- **Short problem**:
Report the count of lines below in which the string "İstanbul" occurs; include nothing else.

begin

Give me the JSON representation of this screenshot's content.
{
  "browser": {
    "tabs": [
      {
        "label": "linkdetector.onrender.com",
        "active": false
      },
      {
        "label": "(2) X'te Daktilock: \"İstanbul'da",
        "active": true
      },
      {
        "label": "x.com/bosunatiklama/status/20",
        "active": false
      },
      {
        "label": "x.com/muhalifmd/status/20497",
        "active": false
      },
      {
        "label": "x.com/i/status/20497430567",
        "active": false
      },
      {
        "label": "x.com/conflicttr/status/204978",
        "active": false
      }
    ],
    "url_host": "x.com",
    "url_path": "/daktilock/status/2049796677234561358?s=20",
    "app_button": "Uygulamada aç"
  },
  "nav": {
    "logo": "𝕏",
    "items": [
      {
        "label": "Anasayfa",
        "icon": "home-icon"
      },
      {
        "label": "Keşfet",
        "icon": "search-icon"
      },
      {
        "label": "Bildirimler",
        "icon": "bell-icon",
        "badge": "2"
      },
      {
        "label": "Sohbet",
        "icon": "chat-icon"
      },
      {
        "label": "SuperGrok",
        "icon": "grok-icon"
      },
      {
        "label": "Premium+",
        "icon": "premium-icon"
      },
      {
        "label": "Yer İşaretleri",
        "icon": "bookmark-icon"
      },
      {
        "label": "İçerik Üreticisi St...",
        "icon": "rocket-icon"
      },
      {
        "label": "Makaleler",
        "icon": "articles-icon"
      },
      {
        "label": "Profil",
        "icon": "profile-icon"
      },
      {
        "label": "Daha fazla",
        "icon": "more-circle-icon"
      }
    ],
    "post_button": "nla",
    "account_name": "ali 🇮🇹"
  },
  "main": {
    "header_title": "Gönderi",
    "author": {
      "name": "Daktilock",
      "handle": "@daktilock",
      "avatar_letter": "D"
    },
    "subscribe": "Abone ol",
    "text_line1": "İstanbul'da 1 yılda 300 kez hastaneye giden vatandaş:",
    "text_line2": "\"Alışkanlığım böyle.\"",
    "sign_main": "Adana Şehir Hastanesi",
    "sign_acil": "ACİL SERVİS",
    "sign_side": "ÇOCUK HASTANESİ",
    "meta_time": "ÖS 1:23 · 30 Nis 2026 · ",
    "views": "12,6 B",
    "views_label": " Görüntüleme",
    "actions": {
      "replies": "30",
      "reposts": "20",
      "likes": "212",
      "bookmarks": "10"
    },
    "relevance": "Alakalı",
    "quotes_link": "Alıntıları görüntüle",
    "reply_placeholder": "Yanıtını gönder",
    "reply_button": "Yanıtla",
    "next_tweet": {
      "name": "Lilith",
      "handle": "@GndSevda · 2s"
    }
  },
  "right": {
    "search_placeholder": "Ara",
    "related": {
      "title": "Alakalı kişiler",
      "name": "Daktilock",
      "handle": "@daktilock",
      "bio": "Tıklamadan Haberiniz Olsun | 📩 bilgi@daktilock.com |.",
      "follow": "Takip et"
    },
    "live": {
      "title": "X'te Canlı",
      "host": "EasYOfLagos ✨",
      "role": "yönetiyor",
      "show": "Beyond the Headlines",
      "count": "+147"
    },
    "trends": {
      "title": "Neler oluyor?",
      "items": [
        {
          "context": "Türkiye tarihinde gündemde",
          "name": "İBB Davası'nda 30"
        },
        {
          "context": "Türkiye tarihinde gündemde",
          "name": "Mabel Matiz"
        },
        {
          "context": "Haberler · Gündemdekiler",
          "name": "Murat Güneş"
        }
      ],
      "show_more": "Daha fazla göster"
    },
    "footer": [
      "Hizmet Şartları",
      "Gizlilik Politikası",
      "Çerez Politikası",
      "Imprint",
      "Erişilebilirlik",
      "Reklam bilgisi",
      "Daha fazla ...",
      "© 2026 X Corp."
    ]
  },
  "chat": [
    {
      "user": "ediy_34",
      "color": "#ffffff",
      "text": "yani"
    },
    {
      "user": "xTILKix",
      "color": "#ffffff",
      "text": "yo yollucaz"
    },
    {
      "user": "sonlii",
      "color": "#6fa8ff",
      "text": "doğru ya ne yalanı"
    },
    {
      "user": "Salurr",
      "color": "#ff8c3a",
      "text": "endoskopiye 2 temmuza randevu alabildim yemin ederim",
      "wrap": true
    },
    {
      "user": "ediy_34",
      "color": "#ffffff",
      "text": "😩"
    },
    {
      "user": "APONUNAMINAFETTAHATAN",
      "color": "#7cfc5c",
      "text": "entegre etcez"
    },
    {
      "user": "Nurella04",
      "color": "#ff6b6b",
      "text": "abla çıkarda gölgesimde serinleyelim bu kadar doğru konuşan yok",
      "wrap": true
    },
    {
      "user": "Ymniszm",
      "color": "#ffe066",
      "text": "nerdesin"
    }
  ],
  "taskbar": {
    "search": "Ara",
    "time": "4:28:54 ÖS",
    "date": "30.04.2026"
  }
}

end

- **Response**:
2